◆ **Written task**
Collect each line holding the string "Autonomous".

◆ **Supplied information**
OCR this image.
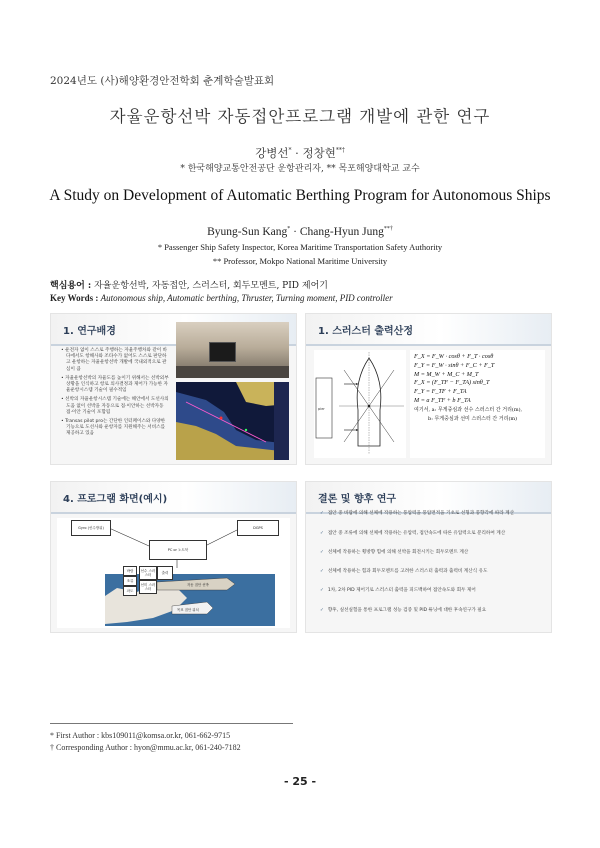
2024년도 (사)해양환경안전학회 춘계학술발표회
자율운항선박 자동접안프로그램 개발에 관한 연구
강병선* · 정창현**†
* 한국해양교통안전공단 운항관리자, ** 목포해양대학교 교수
A Study on Development of Automatic Berthing Program for Autonomous Ships
Byung-Sun Kang* · Chang-Hyun Jung**†
* Passenger Ship Safety Inspector, Korea Maritime Transportation Safety Authority
** Professor, Mokpo National Maritime University
핵심용어 : 자율운항선박, 자동접안, 스러스터, 회두모멘트, PID 제어기
Key Words : Autonomous ship, Automatic berthing, Thruster, Turning moment, PID controller
1. 연구배경
• 운전자 없이 스스로 주행하는 자율주행차와 같이 바다에서도 항해사와 조타수가 없어도 스스로 판단하고 운항하는 자율운항선박 개발에 국내외적으로 관심이 큼
• 자율운항선박의 자율도를 높이기 위해서는 선박외부 상황을 인식하고 항로 의사결정과 제어가 가능한 자율운항시스템 기술이 필수적임
• 선박의 자율운항시스템 기술에는 해안에서 도선사의 도움 없이 선박을 자동으로 접·이안하는 선박자동 접·이안 기술이 포함됨
• Transas pilot pro는 간단한 인터페이스와 다양한 기능으로 도선사와 운항자를 지원해주는 서비스를 제공하고 있음
1. 스러스터 출력산정
pier
F_X = F_W · cosθ + F_T · cosθ
F_Y = F_W · sinθ + F_C + F_T
M = M_W + M_C + M_T
F_X = (F_TF − F_TA) sinθ_T
F_Y = F_TF + F_TA
M = a F_TF + b F_TA
여기서, a: 무게중심과 선수 스러스터 간 거리(m),
b: 무게중심과 선미 스러스터 간 거리(m)
4. 프로그램 화면(예시)
Gyro (선수방위)
PC or 노트북
DGPS
바람
조류
파도
선수 스러스터
선미 스러스터
출력
자동 접안 선박
목표 접안 위치
결론 및 향후 연구
✓ 접안 중 바람에 의해 선체에 작용하는 풍압력을 풍압면적을 기초로 선형과 풍향각에 따라 계산
✓ 접안 중 조류에 의해 선체에 작용하는 유압력, 접안속도에 따른 유압력으로 분리하여 계산
✓ 선체에 작용하는 횡방향 힘에 의해 선박을 회전시키는 회두모멘트 계산
✓ 선체에 작용하는 힘과 회두모멘트를 고려한 스러스터 출력과 출력비 계산식 유도
✓ 1차, 2차 PID 제어기로 스러스터 출력을 피드백하여 접안속도와 회두 제어
✓ 향후, 실선실험을 통한 프로그램 성능 검증 및 PID 튜닝에 대한 후속연구가 필요
* First Author : kbs109011@komsa.or.kr, 061-662-9715
† Corresponding Author : hyon@mmu.ac.kr, 061-240-7182
- 25 -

◆ **Task solution**
A Study on Development of Automatic Berthing Program for Autonomous Ships
Key Words : Autonomous ship, Automatic berthing, Thruster, Turning moment, PID controller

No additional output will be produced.